Given data =>

★ ★ ★

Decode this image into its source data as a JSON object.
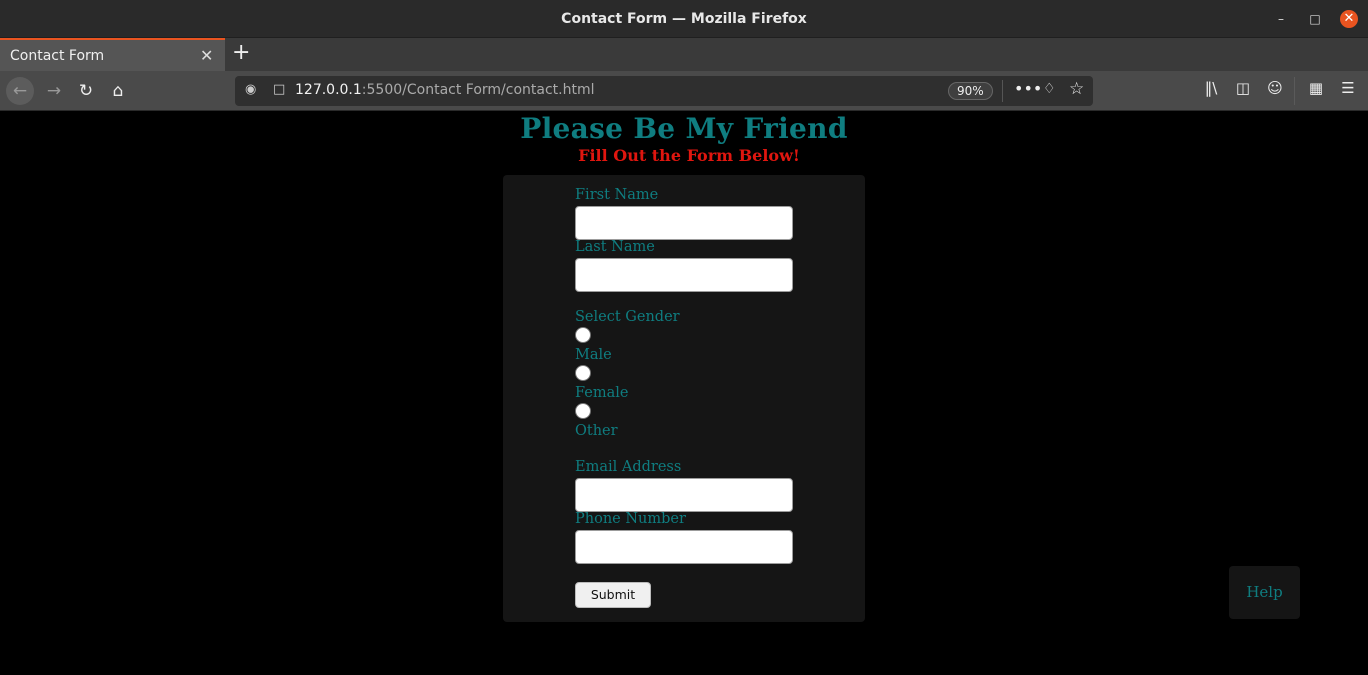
{
  "window": {
    "title": "Contact Form — Mozilla Firefox",
    "minimize_icon": "minimize-icon",
    "maximize_icon": "maximize-icon",
    "close_icon": "close-icon"
  },
  "tabs": [
    {
      "label": "Contact Form",
      "active": true
    }
  ],
  "navbar": {
    "url_host": "127.0.0.1",
    "url_rest": ":5500/Contact Form/contact.html",
    "zoom": "90%"
  },
  "page": {
    "heading": "Please Be My Friend",
    "subheading": "Fill Out the Form Below!",
    "form": {
      "first_name_label": "First Name",
      "last_name_label": "Last Name",
      "gender_label": "Select Gender",
      "gender_options": [
        "Male",
        "Female",
        "Other"
      ],
      "email_label": "Email Address",
      "phone_label": "Phone Number",
      "submit_label": "Submit"
    },
    "help_label": "Help"
  },
  "colors": {
    "heading": "#0f7d80",
    "subheading": "#e0160f",
    "page_background": "#000000",
    "card_background": "#151515",
    "tab_accent": "#e95420"
  }
}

★ ★ ★

Aim of the exercise => Quote the records in their entirety, keeping the wording exact and excluding pictures.

Answer to the task =>
Decode this image into its source data as a JSON object.
{
  "window": {
    "title": "Contact Form — Mozilla Firefox",
    "minimize_icon": "minimize-icon",
    "maximize_icon": "maximize-icon",
    "close_icon": "close-icon"
  },
  "tabs": [
    {
      "label": "Contact Form",
      "active": true
    }
  ],
  "navbar": {
    "url_host": "127.0.0.1",
    "url_rest": ":5500/Contact Form/contact.html",
    "zoom": "90%"
  },
  "page": {
    "heading": "Please Be My Friend",
    "subheading": "Fill Out the Form Below!",
    "form": {
      "first_name_label": "First Name",
      "last_name_label": "Last Name",
      "gender_label": "Select Gender",
      "gender_options": [
        "Male",
        "Female",
        "Other"
      ],
      "email_label": "Email Address",
      "phone_label": "Phone Number",
      "submit_label": "Submit"
    },
    "help_label": "Help"
  },
  "colors": {
    "heading": "#0f7d80",
    "subheading": "#e0160f",
    "page_background": "#000000",
    "card_background": "#151515",
    "tab_accent": "#e95420"
  }
}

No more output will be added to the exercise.